Begin

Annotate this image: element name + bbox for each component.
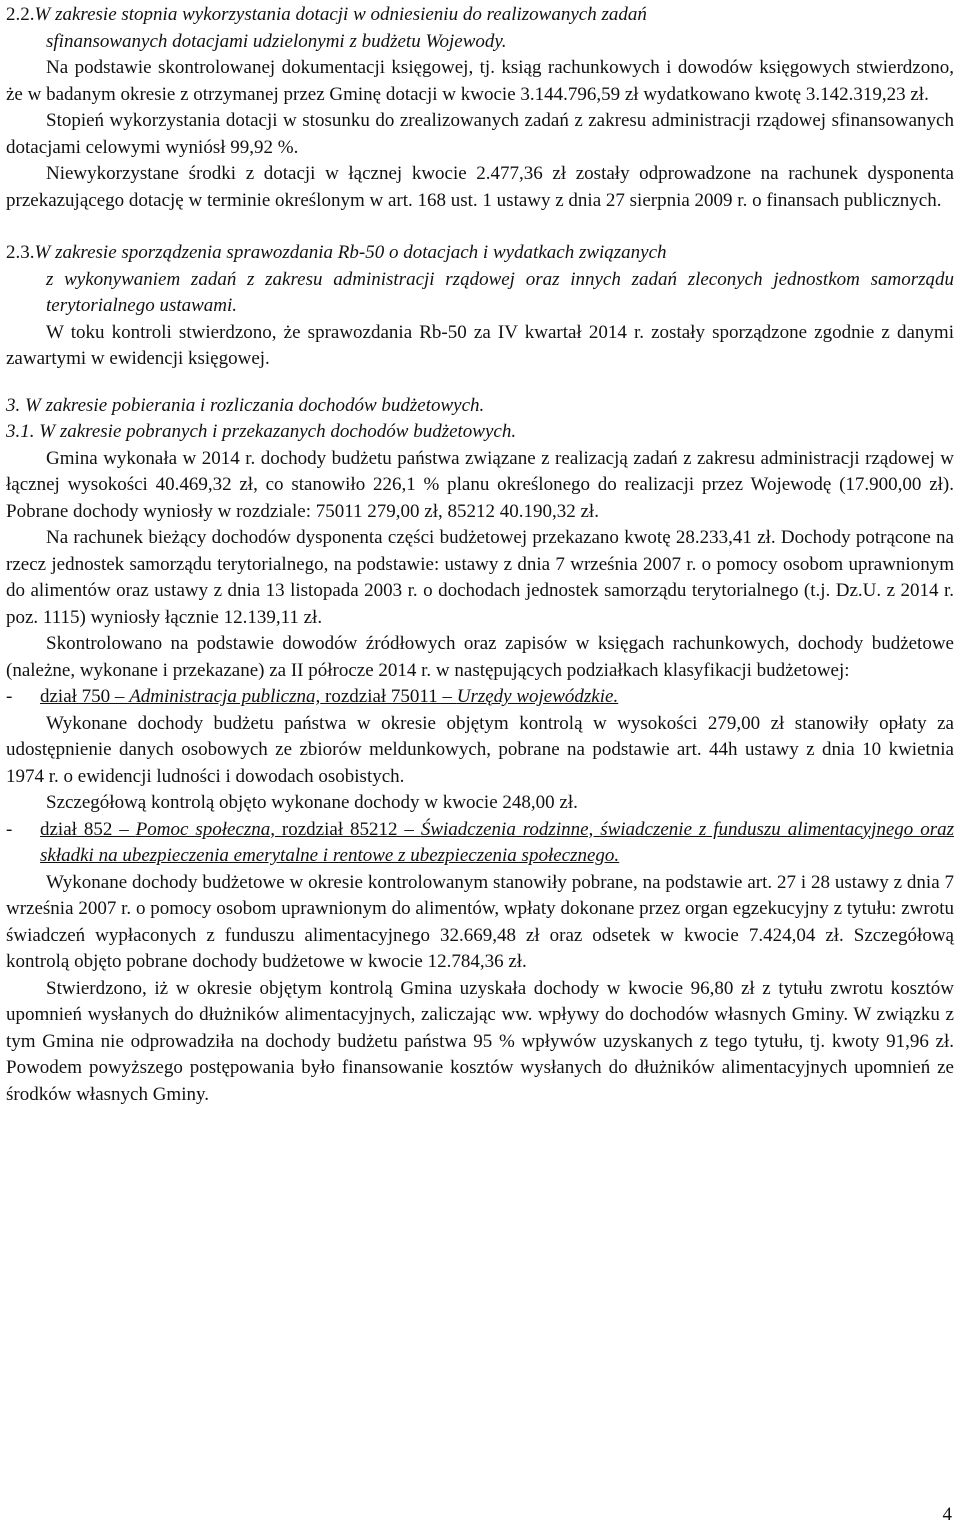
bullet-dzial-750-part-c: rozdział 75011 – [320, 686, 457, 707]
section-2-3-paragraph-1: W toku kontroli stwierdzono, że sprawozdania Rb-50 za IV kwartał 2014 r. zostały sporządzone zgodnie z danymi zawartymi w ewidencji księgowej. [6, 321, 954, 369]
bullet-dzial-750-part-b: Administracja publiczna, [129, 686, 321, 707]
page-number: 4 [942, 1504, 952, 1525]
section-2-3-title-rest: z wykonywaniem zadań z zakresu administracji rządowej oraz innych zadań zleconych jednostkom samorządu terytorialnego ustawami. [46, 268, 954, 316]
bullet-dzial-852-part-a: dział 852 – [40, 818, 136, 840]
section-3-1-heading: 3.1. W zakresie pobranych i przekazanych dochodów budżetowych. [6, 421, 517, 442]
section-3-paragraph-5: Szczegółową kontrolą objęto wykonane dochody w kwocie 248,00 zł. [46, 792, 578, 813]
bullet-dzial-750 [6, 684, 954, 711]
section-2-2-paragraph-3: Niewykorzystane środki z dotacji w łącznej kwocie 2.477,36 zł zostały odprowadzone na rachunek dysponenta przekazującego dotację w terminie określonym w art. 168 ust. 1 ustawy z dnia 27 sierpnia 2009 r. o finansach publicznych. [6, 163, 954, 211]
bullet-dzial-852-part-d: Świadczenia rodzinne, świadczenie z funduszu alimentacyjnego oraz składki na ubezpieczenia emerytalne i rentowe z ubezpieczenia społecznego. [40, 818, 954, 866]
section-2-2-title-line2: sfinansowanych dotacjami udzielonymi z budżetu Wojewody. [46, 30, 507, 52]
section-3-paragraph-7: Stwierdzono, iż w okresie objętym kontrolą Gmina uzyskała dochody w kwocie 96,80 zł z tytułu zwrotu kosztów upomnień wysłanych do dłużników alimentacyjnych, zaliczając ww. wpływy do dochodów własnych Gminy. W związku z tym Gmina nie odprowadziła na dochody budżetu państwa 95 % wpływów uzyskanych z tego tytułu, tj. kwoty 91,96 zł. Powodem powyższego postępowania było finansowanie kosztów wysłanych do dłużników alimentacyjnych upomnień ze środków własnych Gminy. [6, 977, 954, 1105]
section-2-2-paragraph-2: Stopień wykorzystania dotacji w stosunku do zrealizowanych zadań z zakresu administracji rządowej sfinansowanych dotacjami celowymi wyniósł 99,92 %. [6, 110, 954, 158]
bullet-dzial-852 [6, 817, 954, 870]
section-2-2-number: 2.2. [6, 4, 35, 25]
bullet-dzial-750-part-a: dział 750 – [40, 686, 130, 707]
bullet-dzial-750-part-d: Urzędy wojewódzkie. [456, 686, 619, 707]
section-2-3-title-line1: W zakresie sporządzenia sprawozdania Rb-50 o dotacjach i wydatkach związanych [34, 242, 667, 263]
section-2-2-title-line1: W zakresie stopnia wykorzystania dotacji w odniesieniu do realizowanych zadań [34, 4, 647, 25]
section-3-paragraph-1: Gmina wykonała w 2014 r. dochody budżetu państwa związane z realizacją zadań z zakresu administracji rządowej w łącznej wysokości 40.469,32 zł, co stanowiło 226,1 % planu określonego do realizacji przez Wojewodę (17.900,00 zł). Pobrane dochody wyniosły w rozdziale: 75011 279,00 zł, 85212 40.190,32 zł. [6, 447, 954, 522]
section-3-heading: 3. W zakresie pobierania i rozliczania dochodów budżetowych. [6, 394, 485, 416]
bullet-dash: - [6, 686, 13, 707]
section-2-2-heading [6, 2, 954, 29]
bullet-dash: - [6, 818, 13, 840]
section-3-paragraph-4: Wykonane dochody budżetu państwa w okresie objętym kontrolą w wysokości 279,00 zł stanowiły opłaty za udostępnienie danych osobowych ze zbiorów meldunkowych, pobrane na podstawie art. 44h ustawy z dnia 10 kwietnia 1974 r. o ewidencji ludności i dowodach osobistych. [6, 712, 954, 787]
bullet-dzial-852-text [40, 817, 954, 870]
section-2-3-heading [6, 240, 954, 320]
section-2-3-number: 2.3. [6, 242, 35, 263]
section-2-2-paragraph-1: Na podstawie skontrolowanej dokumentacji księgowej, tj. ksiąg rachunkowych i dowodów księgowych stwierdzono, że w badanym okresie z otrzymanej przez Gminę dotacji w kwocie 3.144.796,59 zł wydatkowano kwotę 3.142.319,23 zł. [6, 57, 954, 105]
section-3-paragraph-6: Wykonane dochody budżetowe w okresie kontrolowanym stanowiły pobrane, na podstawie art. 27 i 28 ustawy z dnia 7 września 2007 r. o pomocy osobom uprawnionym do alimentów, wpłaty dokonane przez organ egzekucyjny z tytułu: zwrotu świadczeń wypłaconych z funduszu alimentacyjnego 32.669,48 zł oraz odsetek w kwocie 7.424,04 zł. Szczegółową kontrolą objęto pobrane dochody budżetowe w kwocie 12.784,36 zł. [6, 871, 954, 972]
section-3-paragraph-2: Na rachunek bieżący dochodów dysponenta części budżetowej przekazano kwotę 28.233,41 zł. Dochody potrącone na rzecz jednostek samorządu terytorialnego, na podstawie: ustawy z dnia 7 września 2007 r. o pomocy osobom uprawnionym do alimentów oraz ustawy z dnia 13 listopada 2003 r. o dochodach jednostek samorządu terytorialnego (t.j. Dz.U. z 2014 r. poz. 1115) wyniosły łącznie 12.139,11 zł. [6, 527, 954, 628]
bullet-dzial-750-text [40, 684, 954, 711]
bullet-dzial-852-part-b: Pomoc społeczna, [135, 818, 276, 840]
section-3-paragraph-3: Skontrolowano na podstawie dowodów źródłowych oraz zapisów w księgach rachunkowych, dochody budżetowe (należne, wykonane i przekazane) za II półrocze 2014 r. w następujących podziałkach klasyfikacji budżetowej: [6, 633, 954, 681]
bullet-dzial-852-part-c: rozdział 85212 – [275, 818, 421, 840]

End

Write out each line of the material above as a numbered list, skipping blank lines and leaving out any pictures.

* _REPLY_
1. Annotate this image: element name + bbox for each component.
2. bullet-dzial-750-part-c: rozdział 75011 – [320, 686, 457, 707]
3. section-2-3-paragraph-1: W toku kontroli stwierdzono, że sprawozdania Rb-50 za IV kwartał 2014 r. zostały sporządzone zgodnie z danymi zawartymi w ewidencji księgowej. [6, 321, 954, 369]
4. bullet-dzial-750-part-b: Administracja publiczna, [129, 686, 321, 707]
5. page-number: 4 [942, 1504, 952, 1525]
6. section-2-3-title-rest: z wykonywaniem zadań z zakresu administracji rządowej oraz innych zadań zleconych jednostkom samorządu terytorialnego ustawami. [46, 268, 954, 316]
7. bullet-dzial-852-part-a: dział 852 – [40, 818, 136, 840]
8. section-3-1-heading: 3.1. W zakresie pobranych i przekazanych dochodów budżetowych. [6, 421, 517, 442]
9. section-3-paragraph-5: Szczegółową kontrolą objęto wykonane dochody w kwocie 248,00 zł. [46, 792, 578, 813]
10. bullet-dzial-750 [6, 684, 954, 711]
11. section-2-2-paragraph-3: Niewykorzystane środki z dotacji w łącznej kwocie 2.477,36 zł zostały odprowadzone na rachunek dysponenta przekazującego dotację w terminie określonym w art. 168 ust. 1 ustawy z dnia 27 sierpnia 2009 r. o finansach publicznych. [6, 163, 954, 211]
12. bullet-dzial-852-part-d: Świadczenia rodzinne, świadczenie z funduszu alimentacyjnego oraz składki na ubezpieczenia emerytalne i rentowe z ubezpieczenia społecznego. [40, 818, 954, 866]
13. section-2-2-title-line2: sfinansowanych dotacjami udzielonymi z budżetu Wojewody. [46, 30, 507, 52]
14. section-3-paragraph-7: Stwierdzono, iż w okresie objętym kontrolą Gmina uzyskała dochody w kwocie 96,80 zł z tytułu zwrotu kosztów upomnień wysłanych do dłużników alimentacyjnych, zaliczając ww. wpływy do dochodów własnych Gminy. W związku z tym Gmina nie odprowadziła na dochody budżetu państwa 95 % wpływów uzyskanych z tego tytułu, tj. kwoty 91,96 zł. Powodem powyższego postępowania było finansowanie kosztów wysłanych do dłużników alimentacyjnych upomnień ze środków własnych Gminy. [6, 977, 954, 1105]
15. section-2-2-paragraph-2: Stopień wykorzystania dotacji w stosunku do zrealizowanych zadań z zakresu administracji rządowej sfinansowanych dotacjami celowymi wyniósł 99,92 %. [6, 110, 954, 158]
16. bullet-dzial-852 [6, 817, 954, 870]
17. section-2-2-number: 2.2. [6, 4, 35, 25]
18. bullet-dzial-750-part-a: dział 750 – [40, 686, 130, 707]
19. bullet-dzial-750-part-d: Urzędy wojewódzkie. [456, 686, 619, 707]
20. section-2-3-title-line1: W zakresie sporządzenia sprawozdania Rb-50 o dotacjach i wydatkach związanych [34, 242, 667, 263]
21. section-2-2-title-line1: W zakresie stopnia wykorzystania dotacji w odniesieniu do realizowanych zadań [34, 4, 647, 25]
22. section-3-paragraph-1: Gmina wykonała w 2014 r. dochody budżetu państwa związane z realizacją zadań z zakresu administracji rządowej w łącznej wysokości 40.469,32 zł, co stanowiło 226,1 % planu określonego do realizacji przez Wojewodę (17.900,00 zł). Pobrane dochody wyniosły w rozdziale: 75011 279,00 zł, 85212 40.190,32 zł. [6, 447, 954, 522]
23. section-3-heading: 3. W zakresie pobierania i rozliczania dochodów budżetowych. [6, 394, 485, 416]
24. bullet-dash: - [6, 686, 13, 707]
25. section-2-2-heading [6, 2, 954, 29]
26. bullet-dash: - [6, 818, 13, 840]
27. section-3-paragraph-4: Wykonane dochody budżetu państwa w okresie objętym kontrolą w wysokości 279,00 zł stanowiły opłaty za udostępnienie danych osobowych ze zbiorów meldunkowych, pobrane na podstawie art. 44h ustawy z dnia 10 kwietnia 1974 r. o ewidencji ludności i dowodach osobistych. [6, 712, 954, 787]
28. bullet-dzial-852-text [40, 817, 954, 870]
29. section-2-3-heading [6, 240, 954, 320]
30. section-2-3-number: 2.3. [6, 242, 35, 263]
31. section-2-2-paragraph-1: Na podstawie skontrolowanej dokumentacji księgowej, tj. ksiąg rachunkowych i dowodów księgowych stwierdzono, że w badanym okresie z otrzymanej przez Gminę dotacji w kwocie 3.144.796,59 zł wydatkowano kwotę 3.142.319,23 zł. [6, 57, 954, 105]
32. section-3-paragraph-6: Wykonane dochody budżetowe w okresie kontrolowanym stanowiły pobrane, na podstawie art. 27 i 28 ustawy z dnia 7 września 2007 r. o pomocy osobom uprawnionym do alimentów, wpłaty dokonane przez organ egzekucyjny z tytułu: zwrotu świadczeń wypłaconych z funduszu alimentacyjnego 32.669,48 zł oraz odsetek w kwocie 7.424,04 zł. Szczegółową kontrolą objęto pobrane dochody budżetowe w kwocie 12.784,36 zł. [6, 871, 954, 972]
33. section-3-paragraph-2: Na rachunek bieżący dochodów dysponenta części budżetowej przekazano kwotę 28.233,41 zł. Dochody potrącone na rzecz jednostek samorządu terytorialnego, na podstawie: ustawy z dnia 7 września 2007 r. o pomocy osobom uprawnionym do alimentów oraz ustawy z dnia 13 listopada 2003 r. o dochodach jednostek samorządu terytorialnego (t.j. Dz.U. z 2014 r. poz. 1115) wyniosły łącznie 12.139,11 zł. [6, 527, 954, 628]
34. bullet-dzial-750-text [40, 684, 954, 711]
35. bullet-dzial-852-part-b: Pomoc społeczna, [135, 818, 276, 840]
36. section-3-paragraph-3: Skontrolowano na podstawie dowodów źródłowych oraz zapisów w księgach rachunkowych, dochody budżetowe (należne, wykonane i przekazane) za II półrocze 2014 r. w następujących podziałkach klasyfikacji budżetowej: [6, 633, 954, 681]
37. bullet-dzial-852-part-c: rozdział 85212 – [275, 818, 421, 840]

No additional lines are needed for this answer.